→ **Input material**
-------

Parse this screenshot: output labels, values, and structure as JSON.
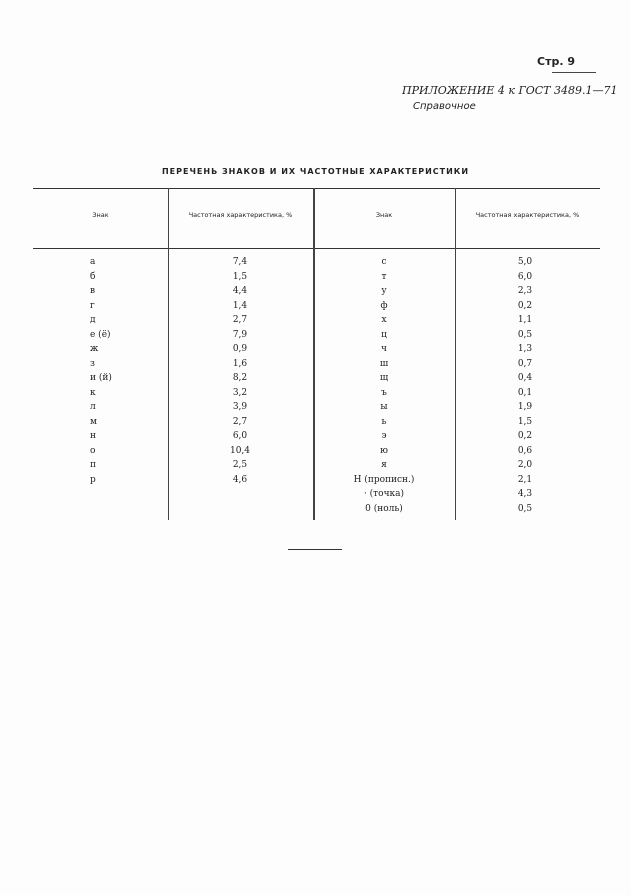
{
  "header": {
    "page_number": "Стр. 9",
    "appendix": "ПРИЛОЖЕНИЕ 4 к ГОСТ 3489.1—71",
    "reference_type": "Справочное"
  },
  "title": "ПЕРЕЧЕНЬ ЗНАКОВ И ИХ ЧАСТОТНЫЕ ХАРАКТЕРИСТИКИ",
  "table": {
    "columns": [
      "Знак",
      "Частотная характеристика, %",
      "Знак",
      "Частотная характеристика, %"
    ],
    "left": [
      {
        "sign": "а",
        "freq": "7,4"
      },
      {
        "sign": "б",
        "freq": "1,5"
      },
      {
        "sign": "в",
        "freq": "4,4"
      },
      {
        "sign": "г",
        "freq": "1,4"
      },
      {
        "sign": "д",
        "freq": "2,7"
      },
      {
        "sign": "е (ё)",
        "freq": "7,9"
      },
      {
        "sign": "ж",
        "freq": "0,9"
      },
      {
        "sign": "з",
        "freq": "1,6"
      },
      {
        "sign": "и (й)",
        "freq": "8,2"
      },
      {
        "sign": "к",
        "freq": "3,2"
      },
      {
        "sign": "л",
        "freq": "3,9"
      },
      {
        "sign": "м",
        "freq": "2,7"
      },
      {
        "sign": "н",
        "freq": "6,0"
      },
      {
        "sign": "о",
        "freq": "10,4"
      },
      {
        "sign": "п",
        "freq": "2,5"
      },
      {
        "sign": "р",
        "freq": "4,6"
      }
    ],
    "right": [
      {
        "sign": "с",
        "freq": "5,0"
      },
      {
        "sign": "т",
        "freq": "6,0"
      },
      {
        "sign": "у",
        "freq": "2,3"
      },
      {
        "sign": "ф",
        "freq": "0,2"
      },
      {
        "sign": "х",
        "freq": "1,1"
      },
      {
        "sign": "ц",
        "freq": "0,5"
      },
      {
        "sign": "ч",
        "freq": "1,3"
      },
      {
        "sign": "ш",
        "freq": "0,7"
      },
      {
        "sign": "щ",
        "freq": "0,4"
      },
      {
        "sign": "ъ",
        "freq": "0,1"
      },
      {
        "sign": "ы",
        "freq": "1,9"
      },
      {
        "sign": "ь",
        "freq": "1,5"
      },
      {
        "sign": "э",
        "freq": "0,2"
      },
      {
        "sign": "ю",
        "freq": "0,6"
      },
      {
        "sign": "я",
        "freq": "2,0"
      },
      {
        "sign": "Н (прописн.)",
        "freq": "2,1"
      },
      {
        "sign": "· (точка)",
        "freq": "4,3"
      },
      {
        "sign": "0 (ноль)",
        "freq": "0,5"
      }
    ]
  }
}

-------

→ **What the exercise asks**
Take the data above and repeat it exactly, leaving each picture out.

→ **Output for this exercise**
Parse this screenshot: output labels, values, and structure as JSON.
{
  "header": {
    "page_number": "Стр. 9",
    "appendix": "ПРИЛОЖЕНИЕ 4 к ГОСТ 3489.1—71",
    "reference_type": "Справочное"
  },
  "title": "ПЕРЕЧЕНЬ ЗНАКОВ И ИХ ЧАСТОТНЫЕ ХАРАКТЕРИСТИКИ",
  "table": {
    "columns": [
      "Знак",
      "Частотная характеристика, %",
      "Знак",
      "Частотная характеристика, %"
    ],
    "left": [
      {
        "sign": "а",
        "freq": "7,4"
      },
      {
        "sign": "б",
        "freq": "1,5"
      },
      {
        "sign": "в",
        "freq": "4,4"
      },
      {
        "sign": "г",
        "freq": "1,4"
      },
      {
        "sign": "д",
        "freq": "2,7"
      },
      {
        "sign": "е (ё)",
        "freq": "7,9"
      },
      {
        "sign": "ж",
        "freq": "0,9"
      },
      {
        "sign": "з",
        "freq": "1,6"
      },
      {
        "sign": "и (й)",
        "freq": "8,2"
      },
      {
        "sign": "к",
        "freq": "3,2"
      },
      {
        "sign": "л",
        "freq": "3,9"
      },
      {
        "sign": "м",
        "freq": "2,7"
      },
      {
        "sign": "н",
        "freq": "6,0"
      },
      {
        "sign": "о",
        "freq": "10,4"
      },
      {
        "sign": "п",
        "freq": "2,5"
      },
      {
        "sign": "р",
        "freq": "4,6"
      }
    ],
    "right": [
      {
        "sign": "с",
        "freq": "5,0"
      },
      {
        "sign": "т",
        "freq": "6,0"
      },
      {
        "sign": "у",
        "freq": "2,3"
      },
      {
        "sign": "ф",
        "freq": "0,2"
      },
      {
        "sign": "х",
        "freq": "1,1"
      },
      {
        "sign": "ц",
        "freq": "0,5"
      },
      {
        "sign": "ч",
        "freq": "1,3"
      },
      {
        "sign": "ш",
        "freq": "0,7"
      },
      {
        "sign": "щ",
        "freq": "0,4"
      },
      {
        "sign": "ъ",
        "freq": "0,1"
      },
      {
        "sign": "ы",
        "freq": "1,9"
      },
      {
        "sign": "ь",
        "freq": "1,5"
      },
      {
        "sign": "э",
        "freq": "0,2"
      },
      {
        "sign": "ю",
        "freq": "0,6"
      },
      {
        "sign": "я",
        "freq": "2,0"
      },
      {
        "sign": "Н (прописн.)",
        "freq": "2,1"
      },
      {
        "sign": "· (точка)",
        "freq": "4,3"
      },
      {
        "sign": "0 (ноль)",
        "freq": "0,5"
      }
    ]
  }
}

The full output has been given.